§ **RAW DATA**
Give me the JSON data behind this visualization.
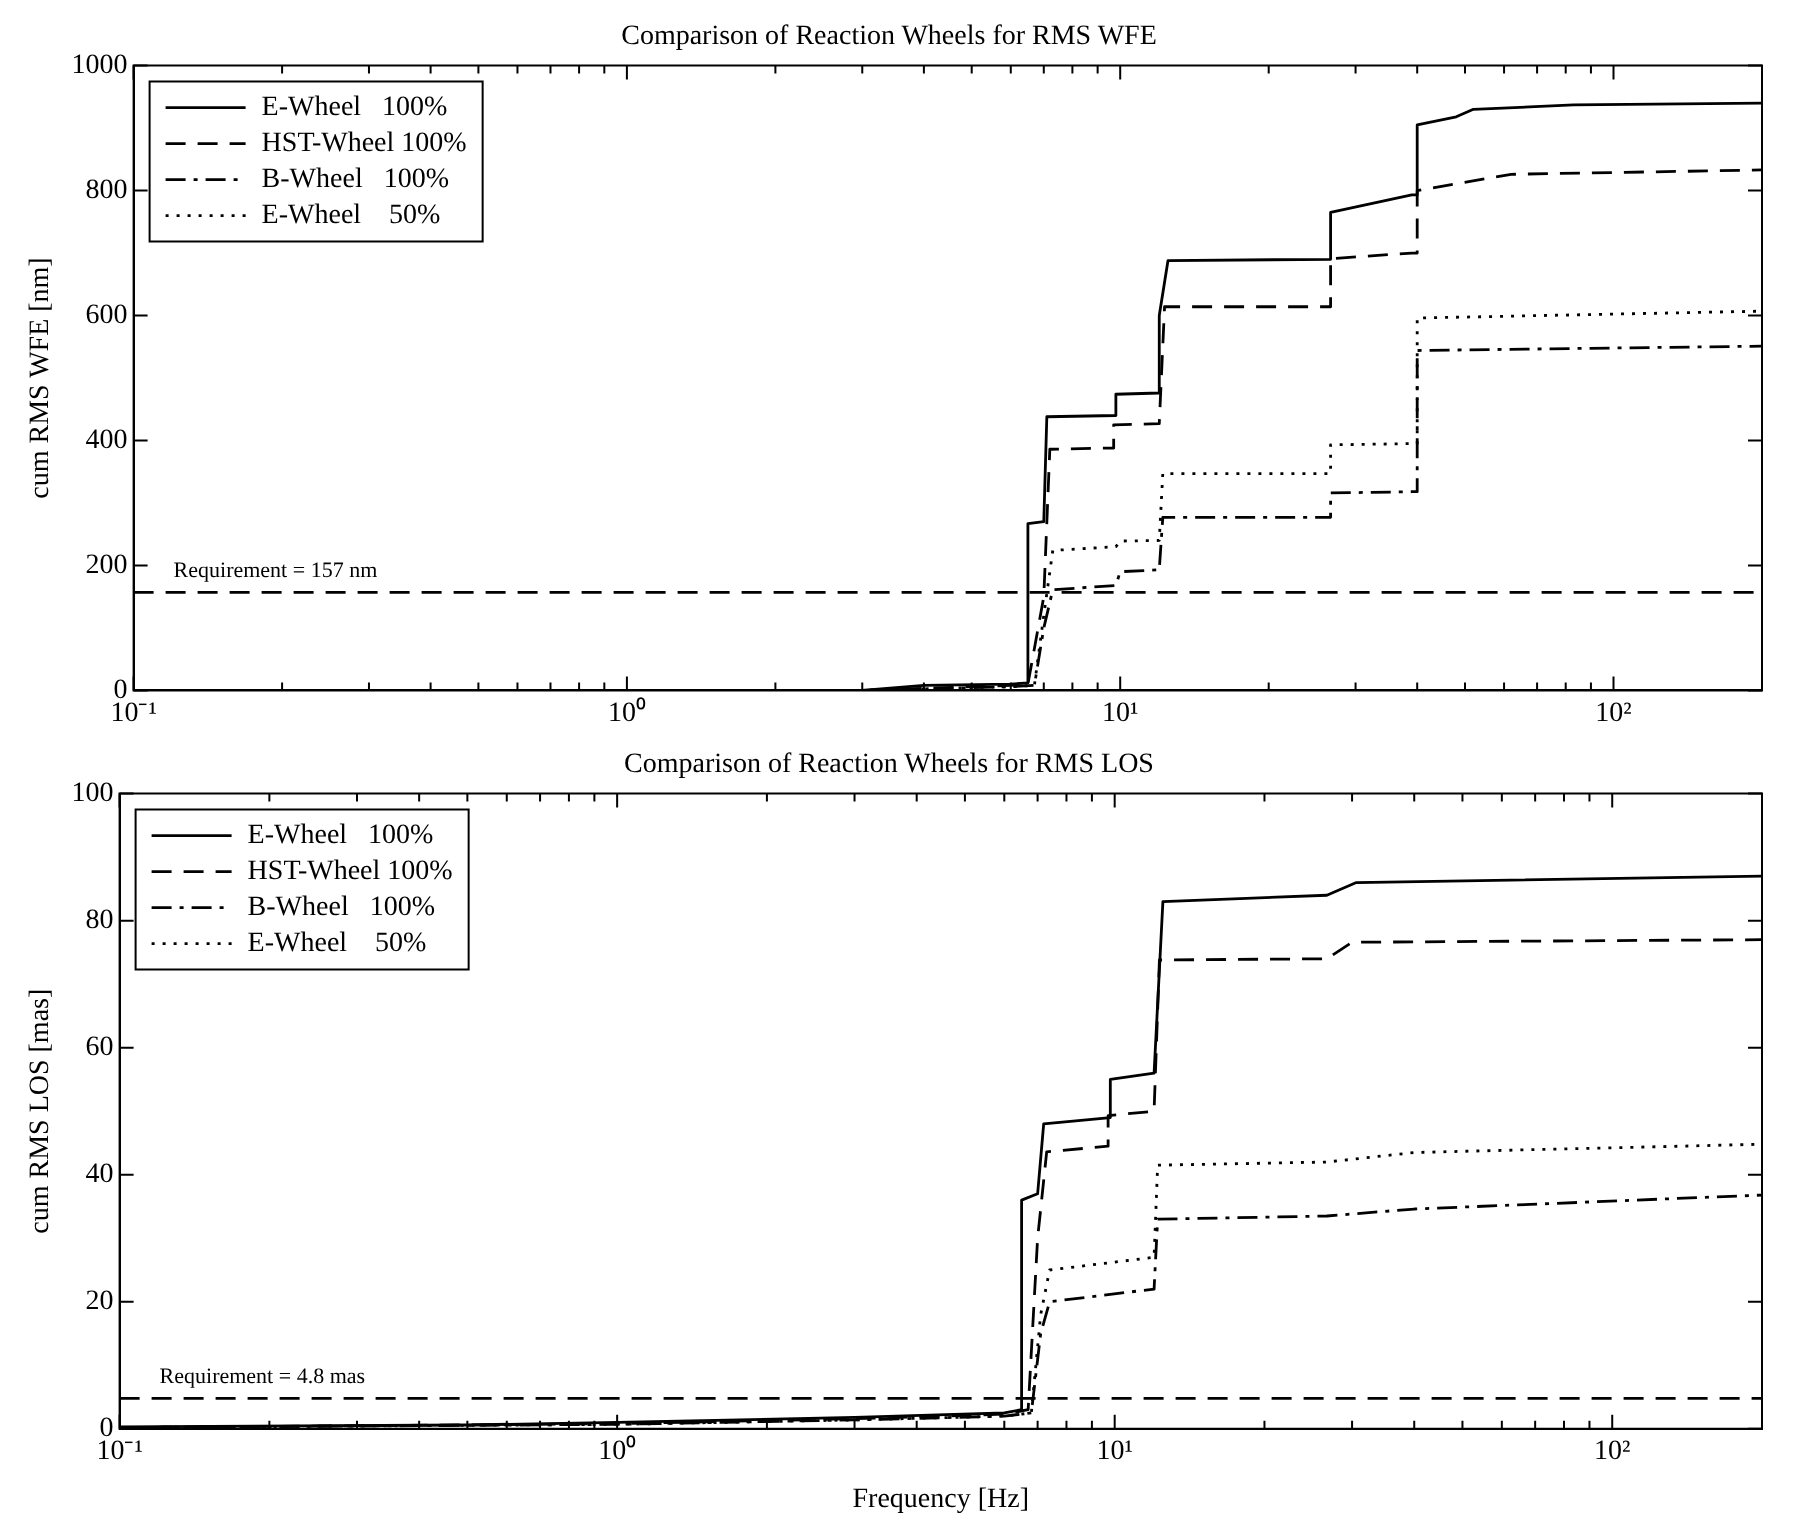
{
  "chart_data": [
    {
      "type": "line",
      "title": "Comparison of Reaction Wheels for RMS WFE",
      "ylabel": "cum RMS WFE [nm]",
      "log": "x",
      "grid": false,
      "legend": "top left",
      "marker": "none",
      "xlim": [
        0.1,
        200
      ],
      "ylim": [
        0,
        1000
      ],
      "xticks": [
        {
          "value": 0.1,
          "label": "10⁻¹"
        },
        {
          "value": 0.2,
          "label": null
        },
        {
          "value": 0.3,
          "label": null
        },
        {
          "value": 0.4,
          "label": null
        },
        {
          "value": 0.5,
          "label": null
        },
        {
          "value": 0.6,
          "label": null
        },
        {
          "value": 0.7,
          "label": null
        },
        {
          "value": 0.8,
          "label": null
        },
        {
          "value": 0.9,
          "label": null
        },
        {
          "value": 1,
          "label": "10⁰"
        },
        {
          "value": 2,
          "label": null
        },
        {
          "value": 3,
          "label": null
        },
        {
          "value": 4,
          "label": null
        },
        {
          "value": 5,
          "label": null
        },
        {
          "value": 6,
          "label": null
        },
        {
          "value": 7,
          "label": null
        },
        {
          "value": 8,
          "label": null
        },
        {
          "value": 9,
          "label": null
        },
        {
          "value": 10,
          "label": "10¹"
        },
        {
          "value": 20,
          "label": null
        },
        {
          "value": 30,
          "label": null
        },
        {
          "value": 40,
          "label": null
        },
        {
          "value": 50,
          "label": null
        },
        {
          "value": 60,
          "label": null
        },
        {
          "value": 70,
          "label": null
        },
        {
          "value": 80,
          "label": null
        },
        {
          "value": 90,
          "label": null
        },
        {
          "value": 100,
          "label": "10²"
        }
      ],
      "yticks": [
        0,
        200,
        400,
        600,
        800,
        1000
      ],
      "ref_lines": [
        {
          "axis": "y",
          "value": 157,
          "label": "Requirement = 157 nm",
          "line_style": "dashed",
          "color": "#000000"
        }
      ],
      "series": [
        {
          "name": "E-Wheel   100%",
          "color": "#000000",
          "line_style": "solid",
          "x": [
            0.1,
            3,
            4,
            6,
            6.5,
            6.5,
            7,
            7.1,
            9.8,
            9.8,
            12,
            12,
            12.5,
            26.7,
            26.7,
            39,
            40,
            40,
            48,
            52,
            83,
            200
          ],
          "values": [
            0,
            0,
            8,
            10,
            12,
            267,
            270,
            438,
            440,
            474,
            476,
            600,
            688,
            690,
            765,
            793,
            793,
            905,
            918,
            930,
            937,
            940
          ]
        },
        {
          "name": "HST-Wheel 100%",
          "color": "#000000",
          "line_style": "dashed",
          "x": [
            0.1,
            3,
            6,
            6.5,
            7,
            7.2,
            9.7,
            9.7,
            12,
            12.3,
            26.7,
            26.7,
            39,
            40,
            40,
            62,
            200
          ],
          "values": [
            0,
            0,
            8,
            10,
            150,
            386,
            388,
            425,
            427,
            614,
            614,
            691,
            700,
            700,
            800,
            826,
            833
          ]
        },
        {
          "name": "B-Wheel   100%",
          "color": "#000000",
          "line_style": "dashdot",
          "x": [
            0.1,
            3,
            6,
            6.7,
            7,
            7.3,
            9.8,
            10,
            12,
            12.2,
            26.7,
            26.7,
            39,
            40,
            40,
            200
          ],
          "values": [
            0,
            0,
            6,
            8,
            100,
            161,
            168,
            190,
            193,
            277,
            277,
            316,
            318,
            318,
            544,
            551
          ]
        },
        {
          "name": "E-Wheel    50%",
          "color": "#000000",
          "line_style": "dotted",
          "x": [
            0.1,
            3,
            6,
            6.7,
            7,
            7.3,
            9.8,
            10,
            12,
            12.2,
            26.7,
            26.7,
            39,
            40,
            40,
            200
          ],
          "values": [
            0,
            0,
            6,
            8,
            120,
            224,
            230,
            239,
            240,
            347,
            347,
            393,
            395,
            395,
            596,
            607
          ]
        }
      ]
    },
    {
      "type": "line",
      "title": "Comparison of Reaction Wheels for RMS LOS",
      "xlabel": "Frequency [Hz]",
      "ylabel": "cum RMS LOS [mas]",
      "log": "x",
      "grid": false,
      "legend": "top left",
      "marker": "none",
      "xlim": [
        0.1,
        200
      ],
      "ylim": [
        0,
        100
      ],
      "xticks": [
        {
          "value": 0.1,
          "label": "10⁻¹"
        },
        {
          "value": 0.2,
          "label": null
        },
        {
          "value": 0.3,
          "label": null
        },
        {
          "value": 0.4,
          "label": null
        },
        {
          "value": 0.5,
          "label": null
        },
        {
          "value": 0.6,
          "label": null
        },
        {
          "value": 0.7,
          "label": null
        },
        {
          "value": 0.8,
          "label": null
        },
        {
          "value": 0.9,
          "label": null
        },
        {
          "value": 1,
          "label": "10⁰"
        },
        {
          "value": 2,
          "label": null
        },
        {
          "value": 3,
          "label": null
        },
        {
          "value": 4,
          "label": null
        },
        {
          "value": 5,
          "label": null
        },
        {
          "value": 6,
          "label": null
        },
        {
          "value": 7,
          "label": null
        },
        {
          "value": 8,
          "label": null
        },
        {
          "value": 9,
          "label": null
        },
        {
          "value": 10,
          "label": "10¹"
        },
        {
          "value": 20,
          "label": null
        },
        {
          "value": 30,
          "label": null
        },
        {
          "value": 40,
          "label": null
        },
        {
          "value": 50,
          "label": null
        },
        {
          "value": 60,
          "label": null
        },
        {
          "value": 70,
          "label": null
        },
        {
          "value": 80,
          "label": null
        },
        {
          "value": 90,
          "label": null
        },
        {
          "value": 100,
          "label": "10²"
        }
      ],
      "yticks": [
        0,
        20,
        40,
        60,
        80,
        100
      ],
      "ref_lines": [
        {
          "axis": "y",
          "value": 4.8,
          "label": "Requirement = 4.8 mas",
          "line_style": "dashed",
          "color": "#000000"
        }
      ],
      "series": [
        {
          "name": "E-Wheel   100%",
          "color": "#000000",
          "line_style": "solid",
          "x": [
            0.1,
            0.5,
            1,
            3,
            6,
            6.5,
            6.5,
            7,
            7.2,
            9.8,
            9.8,
            12,
            12.5,
            26.7,
            30.6,
            200
          ],
          "values": [
            0.3,
            0.6,
            1,
            1.8,
            2.5,
            3,
            36,
            37,
            48,
            49,
            55,
            56,
            83,
            84,
            86,
            87
          ]
        },
        {
          "name": "HST-Wheel 100%",
          "color": "#000000",
          "line_style": "dashed",
          "x": [
            0.1,
            1,
            3,
            6,
            6.7,
            7,
            7.3,
            9.7,
            9.7,
            12,
            12.3,
            26.7,
            30,
            200
          ],
          "values": [
            0.2,
            0.8,
            1.6,
            2.3,
            3,
            30,
            43.6,
            44.5,
            49.3,
            50,
            73.8,
            74,
            76.6,
            77
          ]
        },
        {
          "name": "B-Wheel   100%",
          "color": "#000000",
          "line_style": "dashdot",
          "x": [
            0.1,
            1,
            3,
            6,
            6.8,
            7.1,
            7.4,
            12,
            12.2,
            26.7,
            40,
            200
          ],
          "values": [
            0.2,
            0.7,
            1.4,
            2,
            2.5,
            15,
            20,
            22,
            33,
            33.5,
            34.6,
            36.8
          ]
        },
        {
          "name": "E-Wheel    50%",
          "color": "#000000",
          "line_style": "dotted",
          "x": [
            0.1,
            1,
            3,
            6,
            6.8,
            7.1,
            7.4,
            12,
            12.2,
            26.7,
            40,
            200
          ],
          "values": [
            0.2,
            0.7,
            1.4,
            2,
            2.5,
            18,
            25,
            27,
            41.5,
            42,
            43.5,
            44.8
          ]
        }
      ]
    }
  ]
}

§ **WORK TO DO**
Reproduce all of the material exactly, apart from the pictures.

§ **WRITTEN SOLUTION**
Give me the JSON data behind this visualization.
{
  "chart_data": [
    {
      "type": "line",
      "title": "Comparison of Reaction Wheels for RMS WFE",
      "ylabel": "cum RMS WFE [nm]",
      "log": "x",
      "grid": false,
      "legend": "top left",
      "marker": "none",
      "xlim": [
        0.1,
        200
      ],
      "ylim": [
        0,
        1000
      ],
      "xticks": [
        {
          "value": 0.1,
          "label": "10⁻¹"
        },
        {
          "value": 0.2,
          "label": null
        },
        {
          "value": 0.3,
          "label": null
        },
        {
          "value": 0.4,
          "label": null
        },
        {
          "value": 0.5,
          "label": null
        },
        {
          "value": 0.6,
          "label": null
        },
        {
          "value": 0.7,
          "label": null
        },
        {
          "value": 0.8,
          "label": null
        },
        {
          "value": 0.9,
          "label": null
        },
        {
          "value": 1,
          "label": "10⁰"
        },
        {
          "value": 2,
          "label": null
        },
        {
          "value": 3,
          "label": null
        },
        {
          "value": 4,
          "label": null
        },
        {
          "value": 5,
          "label": null
        },
        {
          "value": 6,
          "label": null
        },
        {
          "value": 7,
          "label": null
        },
        {
          "value": 8,
          "label": null
        },
        {
          "value": 9,
          "label": null
        },
        {
          "value": 10,
          "label": "10¹"
        },
        {
          "value": 20,
          "label": null
        },
        {
          "value": 30,
          "label": null
        },
        {
          "value": 40,
          "label": null
        },
        {
          "value": 50,
          "label": null
        },
        {
          "value": 60,
          "label": null
        },
        {
          "value": 70,
          "label": null
        },
        {
          "value": 80,
          "label": null
        },
        {
          "value": 90,
          "label": null
        },
        {
          "value": 100,
          "label": "10²"
        }
      ],
      "yticks": [
        0,
        200,
        400,
        600,
        800,
        1000
      ],
      "ref_lines": [
        {
          "axis": "y",
          "value": 157,
          "label": "Requirement = 157 nm",
          "line_style": "dashed",
          "color": "#000000"
        }
      ],
      "series": [
        {
          "name": "E-Wheel   100%",
          "color": "#000000",
          "line_style": "solid",
          "x": [
            0.1,
            3,
            4,
            6,
            6.5,
            6.5,
            7,
            7.1,
            9.8,
            9.8,
            12,
            12,
            12.5,
            26.7,
            26.7,
            39,
            40,
            40,
            48,
            52,
            83,
            200
          ],
          "values": [
            0,
            0,
            8,
            10,
            12,
            267,
            270,
            438,
            440,
            474,
            476,
            600,
            688,
            690,
            765,
            793,
            793,
            905,
            918,
            930,
            937,
            940
          ]
        },
        {
          "name": "HST-Wheel 100%",
          "color": "#000000",
          "line_style": "dashed",
          "x": [
            0.1,
            3,
            6,
            6.5,
            7,
            7.2,
            9.7,
            9.7,
            12,
            12.3,
            26.7,
            26.7,
            39,
            40,
            40,
            62,
            200
          ],
          "values": [
            0,
            0,
            8,
            10,
            150,
            386,
            388,
            425,
            427,
            614,
            614,
            691,
            700,
            700,
            800,
            826,
            833
          ]
        },
        {
          "name": "B-Wheel   100%",
          "color": "#000000",
          "line_style": "dashdot",
          "x": [
            0.1,
            3,
            6,
            6.7,
            7,
            7.3,
            9.8,
            10,
            12,
            12.2,
            26.7,
            26.7,
            39,
            40,
            40,
            200
          ],
          "values": [
            0,
            0,
            6,
            8,
            100,
            161,
            168,
            190,
            193,
            277,
            277,
            316,
            318,
            318,
            544,
            551
          ]
        },
        {
          "name": "E-Wheel    50%",
          "color": "#000000",
          "line_style": "dotted",
          "x": [
            0.1,
            3,
            6,
            6.7,
            7,
            7.3,
            9.8,
            10,
            12,
            12.2,
            26.7,
            26.7,
            39,
            40,
            40,
            200
          ],
          "values": [
            0,
            0,
            6,
            8,
            120,
            224,
            230,
            239,
            240,
            347,
            347,
            393,
            395,
            395,
            596,
            607
          ]
        }
      ]
    },
    {
      "type": "line",
      "title": "Comparison of Reaction Wheels for RMS LOS",
      "xlabel": "Frequency [Hz]",
      "ylabel": "cum RMS LOS [mas]",
      "log": "x",
      "grid": false,
      "legend": "top left",
      "marker": "none",
      "xlim": [
        0.1,
        200
      ],
      "ylim": [
        0,
        100
      ],
      "xticks": [
        {
          "value": 0.1,
          "label": "10⁻¹"
        },
        {
          "value": 0.2,
          "label": null
        },
        {
          "value": 0.3,
          "label": null
        },
        {
          "value": 0.4,
          "label": null
        },
        {
          "value": 0.5,
          "label": null
        },
        {
          "value": 0.6,
          "label": null
        },
        {
          "value": 0.7,
          "label": null
        },
        {
          "value": 0.8,
          "label": null
        },
        {
          "value": 0.9,
          "label": null
        },
        {
          "value": 1,
          "label": "10⁰"
        },
        {
          "value": 2,
          "label": null
        },
        {
          "value": 3,
          "label": null
        },
        {
          "value": 4,
          "label": null
        },
        {
          "value": 5,
          "label": null
        },
        {
          "value": 6,
          "label": null
        },
        {
          "value": 7,
          "label": null
        },
        {
          "value": 8,
          "label": null
        },
        {
          "value": 9,
          "label": null
        },
        {
          "value": 10,
          "label": "10¹"
        },
        {
          "value": 20,
          "label": null
        },
        {
          "value": 30,
          "label": null
        },
        {
          "value": 40,
          "label": null
        },
        {
          "value": 50,
          "label": null
        },
        {
          "value": 60,
          "label": null
        },
        {
          "value": 70,
          "label": null
        },
        {
          "value": 80,
          "label": null
        },
        {
          "value": 90,
          "label": null
        },
        {
          "value": 100,
          "label": "10²"
        }
      ],
      "yticks": [
        0,
        20,
        40,
        60,
        80,
        100
      ],
      "ref_lines": [
        {
          "axis": "y",
          "value": 4.8,
          "label": "Requirement = 4.8 mas",
          "line_style": "dashed",
          "color": "#000000"
        }
      ],
      "series": [
        {
          "name": "E-Wheel   100%",
          "color": "#000000",
          "line_style": "solid",
          "x": [
            0.1,
            0.5,
            1,
            3,
            6,
            6.5,
            6.5,
            7,
            7.2,
            9.8,
            9.8,
            12,
            12.5,
            26.7,
            30.6,
            200
          ],
          "values": [
            0.3,
            0.6,
            1,
            1.8,
            2.5,
            3,
            36,
            37,
            48,
            49,
            55,
            56,
            83,
            84,
            86,
            87
          ]
        },
        {
          "name": "HST-Wheel 100%",
          "color": "#000000",
          "line_style": "dashed",
          "x": [
            0.1,
            1,
            3,
            6,
            6.7,
            7,
            7.3,
            9.7,
            9.7,
            12,
            12.3,
            26.7,
            30,
            200
          ],
          "values": [
            0.2,
            0.8,
            1.6,
            2.3,
            3,
            30,
            43.6,
            44.5,
            49.3,
            50,
            73.8,
            74,
            76.6,
            77
          ]
        },
        {
          "name": "B-Wheel   100%",
          "color": "#000000",
          "line_style": "dashdot",
          "x": [
            0.1,
            1,
            3,
            6,
            6.8,
            7.1,
            7.4,
            12,
            12.2,
            26.7,
            40,
            200
          ],
          "values": [
            0.2,
            0.7,
            1.4,
            2,
            2.5,
            15,
            20,
            22,
            33,
            33.5,
            34.6,
            36.8
          ]
        },
        {
          "name": "E-Wheel    50%",
          "color": "#000000",
          "line_style": "dotted",
          "x": [
            0.1,
            1,
            3,
            6,
            6.8,
            7.1,
            7.4,
            12,
            12.2,
            26.7,
            40,
            200
          ],
          "values": [
            0.2,
            0.7,
            1.4,
            2,
            2.5,
            18,
            25,
            27,
            41.5,
            42,
            43.5,
            44.8
          ]
        }
      ]
    }
  ]
}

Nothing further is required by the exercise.